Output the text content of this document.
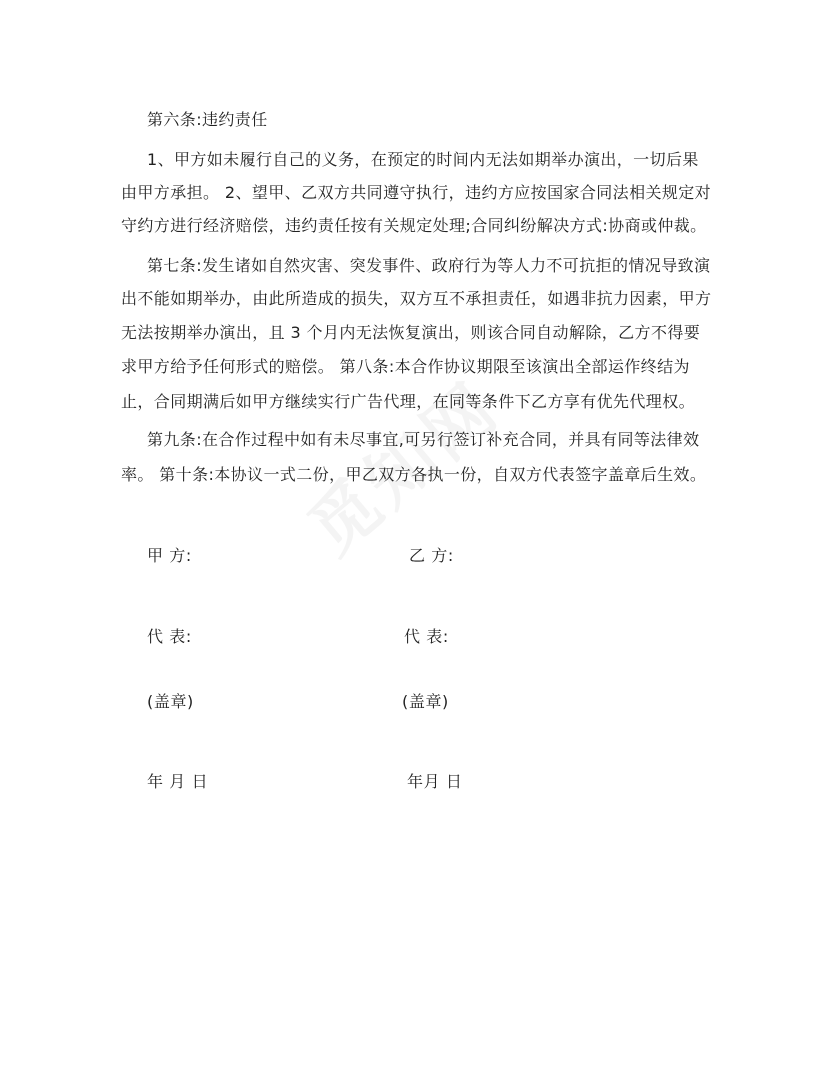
第六条:违约责任
1、甲方如未履行自己的义务，在预定的时间内无法如期举办演出，一切后果
由甲方承担。 2、望甲、乙双方共同遵守执行，违约方应按国家合同法相关规定对
守约方进行经济赔偿，违约责任按有关规定处理;合同纠纷解决方式:协商或仲裁。
第七条:发生诸如自然灾害、突发事件、政府行为等人力不可抗拒的情况导致演
出不能如期举办，由此所造成的损失，双方互不承担责任，如遇非抗力因素，甲方
无法按期举办演出，且 3 个月内无法恢复演出，则该合同自动解除，乙方不得要
求甲方给予任何形式的赔偿。 第八条:本合作协议期限至该演出全部运作终结为
止，合同期满后如甲方继续实行广告代理，在同等条件下乙方享有优先代理权。
第九条:在合作过程中如有未尽事宜,可另行签订补充合同，并具有同等法律效
率。 第十条:本协议一式二份，甲乙双方各执一份，自双方代表签字盖章后生效。
甲 方:	乙 方:
代 表:	代 表:
(盖章)	(盖章)
年 月 日	年月 日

^^^^

GIVEN PROBLEM
Reproduce the material above in full and without alteration, but skip all pictures.

TASK ANSWER
Output the text content of this document.
第六条:违约责任
1、甲方如未履行自己的义务，在预定的时间内无法如期举办演出，一切后果
由甲方承担。 2、望甲、乙双方共同遵守执行，违约方应按国家合同法相关规定对
守约方进行经济赔偿，违约责任按有关规定处理;合同纠纷解决方式:协商或仲裁。
第七条:发生诸如自然灾害、突发事件、政府行为等人力不可抗拒的情况导致演
出不能如期举办，由此所造成的损失，双方互不承担责任，如遇非抗力因素，甲方
无法按期举办演出，且 3 个月内无法恢复演出，则该合同自动解除，乙方不得要
求甲方给予任何形式的赔偿。 第八条:本合作协议期限至该演出全部运作终结为
止，合同期满后如甲方继续实行广告代理，在同等条件下乙方享有优先代理权。
第九条:在合作过程中如有未尽事宜,可另行签订补充合同，并具有同等法律效
率。 第十条:本协议一式二份，甲乙双方各执一份，自双方代表签字盖章后生效。
甲 方:	乙 方:
代 表:	代 表:
(盖章)	(盖章)
年 月 日	年月 日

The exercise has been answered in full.